Stated goal: From the listing below, pull each line that includes "this".

Given records:
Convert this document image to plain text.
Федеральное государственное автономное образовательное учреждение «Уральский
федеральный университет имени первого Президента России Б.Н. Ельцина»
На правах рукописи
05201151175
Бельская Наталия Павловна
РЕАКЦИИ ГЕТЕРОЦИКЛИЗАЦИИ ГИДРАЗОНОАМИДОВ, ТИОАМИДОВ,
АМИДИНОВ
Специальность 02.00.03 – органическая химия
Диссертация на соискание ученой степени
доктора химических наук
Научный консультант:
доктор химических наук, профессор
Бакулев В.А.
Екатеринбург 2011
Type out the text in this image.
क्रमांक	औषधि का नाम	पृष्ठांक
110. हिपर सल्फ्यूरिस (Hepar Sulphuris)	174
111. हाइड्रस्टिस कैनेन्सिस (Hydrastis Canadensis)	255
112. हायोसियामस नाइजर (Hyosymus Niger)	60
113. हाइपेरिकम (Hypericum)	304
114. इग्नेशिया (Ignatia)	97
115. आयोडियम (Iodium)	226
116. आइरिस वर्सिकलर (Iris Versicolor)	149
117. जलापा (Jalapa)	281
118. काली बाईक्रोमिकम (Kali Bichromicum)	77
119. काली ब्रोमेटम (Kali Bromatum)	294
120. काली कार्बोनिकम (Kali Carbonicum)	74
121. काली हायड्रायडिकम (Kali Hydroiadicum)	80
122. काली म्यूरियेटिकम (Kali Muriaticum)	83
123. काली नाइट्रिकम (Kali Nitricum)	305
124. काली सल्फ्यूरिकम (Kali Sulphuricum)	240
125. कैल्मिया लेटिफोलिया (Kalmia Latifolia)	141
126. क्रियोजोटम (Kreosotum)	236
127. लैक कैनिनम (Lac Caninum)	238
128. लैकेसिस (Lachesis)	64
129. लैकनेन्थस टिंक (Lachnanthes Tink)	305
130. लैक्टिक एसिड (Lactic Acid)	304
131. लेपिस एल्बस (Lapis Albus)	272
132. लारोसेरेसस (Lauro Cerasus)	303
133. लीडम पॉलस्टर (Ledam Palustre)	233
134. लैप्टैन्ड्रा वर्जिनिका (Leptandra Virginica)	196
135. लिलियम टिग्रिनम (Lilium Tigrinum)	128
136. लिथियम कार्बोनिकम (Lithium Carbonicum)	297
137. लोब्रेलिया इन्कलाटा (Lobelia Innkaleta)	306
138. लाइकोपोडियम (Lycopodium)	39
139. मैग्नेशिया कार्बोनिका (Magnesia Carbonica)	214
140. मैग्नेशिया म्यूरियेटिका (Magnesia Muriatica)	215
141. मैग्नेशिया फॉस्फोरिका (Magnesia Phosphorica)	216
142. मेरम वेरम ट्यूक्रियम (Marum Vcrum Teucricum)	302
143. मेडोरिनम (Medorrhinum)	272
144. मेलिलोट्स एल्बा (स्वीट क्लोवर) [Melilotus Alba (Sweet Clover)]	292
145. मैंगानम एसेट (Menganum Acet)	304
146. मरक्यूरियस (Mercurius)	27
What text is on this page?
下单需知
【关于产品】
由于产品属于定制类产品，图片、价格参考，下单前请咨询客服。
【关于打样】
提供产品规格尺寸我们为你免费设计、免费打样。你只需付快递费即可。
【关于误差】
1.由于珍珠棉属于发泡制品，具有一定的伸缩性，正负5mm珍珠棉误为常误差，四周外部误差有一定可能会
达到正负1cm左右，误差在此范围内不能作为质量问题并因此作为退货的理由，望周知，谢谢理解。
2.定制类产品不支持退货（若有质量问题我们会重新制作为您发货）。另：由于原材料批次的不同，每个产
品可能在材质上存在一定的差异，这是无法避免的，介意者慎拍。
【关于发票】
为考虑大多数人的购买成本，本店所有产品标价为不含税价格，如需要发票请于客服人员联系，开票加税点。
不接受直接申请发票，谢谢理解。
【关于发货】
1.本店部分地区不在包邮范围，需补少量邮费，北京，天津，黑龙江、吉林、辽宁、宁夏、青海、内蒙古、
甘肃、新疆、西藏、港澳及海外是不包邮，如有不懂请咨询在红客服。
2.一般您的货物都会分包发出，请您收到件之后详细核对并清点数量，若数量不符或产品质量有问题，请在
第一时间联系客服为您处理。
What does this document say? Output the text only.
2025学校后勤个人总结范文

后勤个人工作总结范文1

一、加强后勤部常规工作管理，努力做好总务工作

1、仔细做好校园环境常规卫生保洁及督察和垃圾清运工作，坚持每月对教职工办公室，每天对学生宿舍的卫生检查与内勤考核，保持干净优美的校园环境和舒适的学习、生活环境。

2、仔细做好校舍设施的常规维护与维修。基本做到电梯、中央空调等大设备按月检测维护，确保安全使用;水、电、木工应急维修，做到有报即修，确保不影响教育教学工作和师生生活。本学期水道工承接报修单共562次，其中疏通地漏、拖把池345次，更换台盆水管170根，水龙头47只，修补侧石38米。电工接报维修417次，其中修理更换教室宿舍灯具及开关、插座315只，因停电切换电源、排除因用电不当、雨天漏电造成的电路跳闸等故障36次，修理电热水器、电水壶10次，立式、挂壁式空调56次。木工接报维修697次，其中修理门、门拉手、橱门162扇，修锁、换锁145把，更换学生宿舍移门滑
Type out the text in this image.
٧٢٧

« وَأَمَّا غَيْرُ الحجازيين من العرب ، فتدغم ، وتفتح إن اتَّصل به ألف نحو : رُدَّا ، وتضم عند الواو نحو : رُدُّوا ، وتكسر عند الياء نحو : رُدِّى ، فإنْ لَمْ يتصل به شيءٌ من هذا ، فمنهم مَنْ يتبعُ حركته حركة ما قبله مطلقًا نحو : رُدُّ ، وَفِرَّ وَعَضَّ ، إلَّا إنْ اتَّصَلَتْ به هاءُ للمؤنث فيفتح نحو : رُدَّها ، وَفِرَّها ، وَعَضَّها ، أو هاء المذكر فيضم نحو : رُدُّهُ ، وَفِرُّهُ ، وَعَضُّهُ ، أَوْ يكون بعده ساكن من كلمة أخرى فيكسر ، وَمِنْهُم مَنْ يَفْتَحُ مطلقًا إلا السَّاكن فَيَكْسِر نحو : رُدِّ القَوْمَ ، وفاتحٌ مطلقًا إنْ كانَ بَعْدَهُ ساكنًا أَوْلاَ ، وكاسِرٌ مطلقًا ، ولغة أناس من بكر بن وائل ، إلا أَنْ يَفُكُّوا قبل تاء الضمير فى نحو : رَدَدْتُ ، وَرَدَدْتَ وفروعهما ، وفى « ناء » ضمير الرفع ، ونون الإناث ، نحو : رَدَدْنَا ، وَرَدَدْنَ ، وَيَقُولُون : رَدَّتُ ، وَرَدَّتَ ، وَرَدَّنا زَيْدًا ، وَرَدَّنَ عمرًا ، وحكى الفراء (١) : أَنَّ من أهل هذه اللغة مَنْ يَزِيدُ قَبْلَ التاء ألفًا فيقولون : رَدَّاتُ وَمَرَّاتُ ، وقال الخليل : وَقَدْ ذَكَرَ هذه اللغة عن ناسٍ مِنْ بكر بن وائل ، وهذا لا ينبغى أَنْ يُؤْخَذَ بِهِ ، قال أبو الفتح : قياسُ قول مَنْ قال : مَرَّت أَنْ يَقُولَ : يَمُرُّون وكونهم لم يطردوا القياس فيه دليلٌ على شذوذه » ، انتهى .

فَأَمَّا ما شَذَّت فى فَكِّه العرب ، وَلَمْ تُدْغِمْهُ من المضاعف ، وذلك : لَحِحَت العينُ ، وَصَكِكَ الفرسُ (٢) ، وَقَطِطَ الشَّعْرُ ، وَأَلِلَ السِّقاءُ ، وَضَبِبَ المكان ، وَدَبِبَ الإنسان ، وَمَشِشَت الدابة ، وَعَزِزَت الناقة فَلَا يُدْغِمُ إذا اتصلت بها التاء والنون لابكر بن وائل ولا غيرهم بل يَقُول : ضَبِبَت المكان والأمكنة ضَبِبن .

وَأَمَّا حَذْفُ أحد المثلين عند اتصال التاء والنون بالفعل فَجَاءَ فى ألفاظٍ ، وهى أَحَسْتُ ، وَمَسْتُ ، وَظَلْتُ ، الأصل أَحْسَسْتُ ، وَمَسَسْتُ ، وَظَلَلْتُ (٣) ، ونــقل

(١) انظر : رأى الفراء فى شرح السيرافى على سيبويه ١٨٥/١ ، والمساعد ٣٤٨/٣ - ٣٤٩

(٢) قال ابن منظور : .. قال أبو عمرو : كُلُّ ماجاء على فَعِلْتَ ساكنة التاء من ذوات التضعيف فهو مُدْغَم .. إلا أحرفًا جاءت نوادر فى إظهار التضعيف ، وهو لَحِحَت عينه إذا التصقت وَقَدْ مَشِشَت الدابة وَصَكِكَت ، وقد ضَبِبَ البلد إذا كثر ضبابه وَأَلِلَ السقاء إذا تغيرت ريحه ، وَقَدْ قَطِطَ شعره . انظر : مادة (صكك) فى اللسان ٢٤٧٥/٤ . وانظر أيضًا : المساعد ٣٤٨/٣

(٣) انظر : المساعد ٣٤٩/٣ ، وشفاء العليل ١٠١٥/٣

In response:
Convert this document image to plain text.
Type out the text in this image.
What text is on this page?
What does this document say? Output the text only.
Type out the text in this image.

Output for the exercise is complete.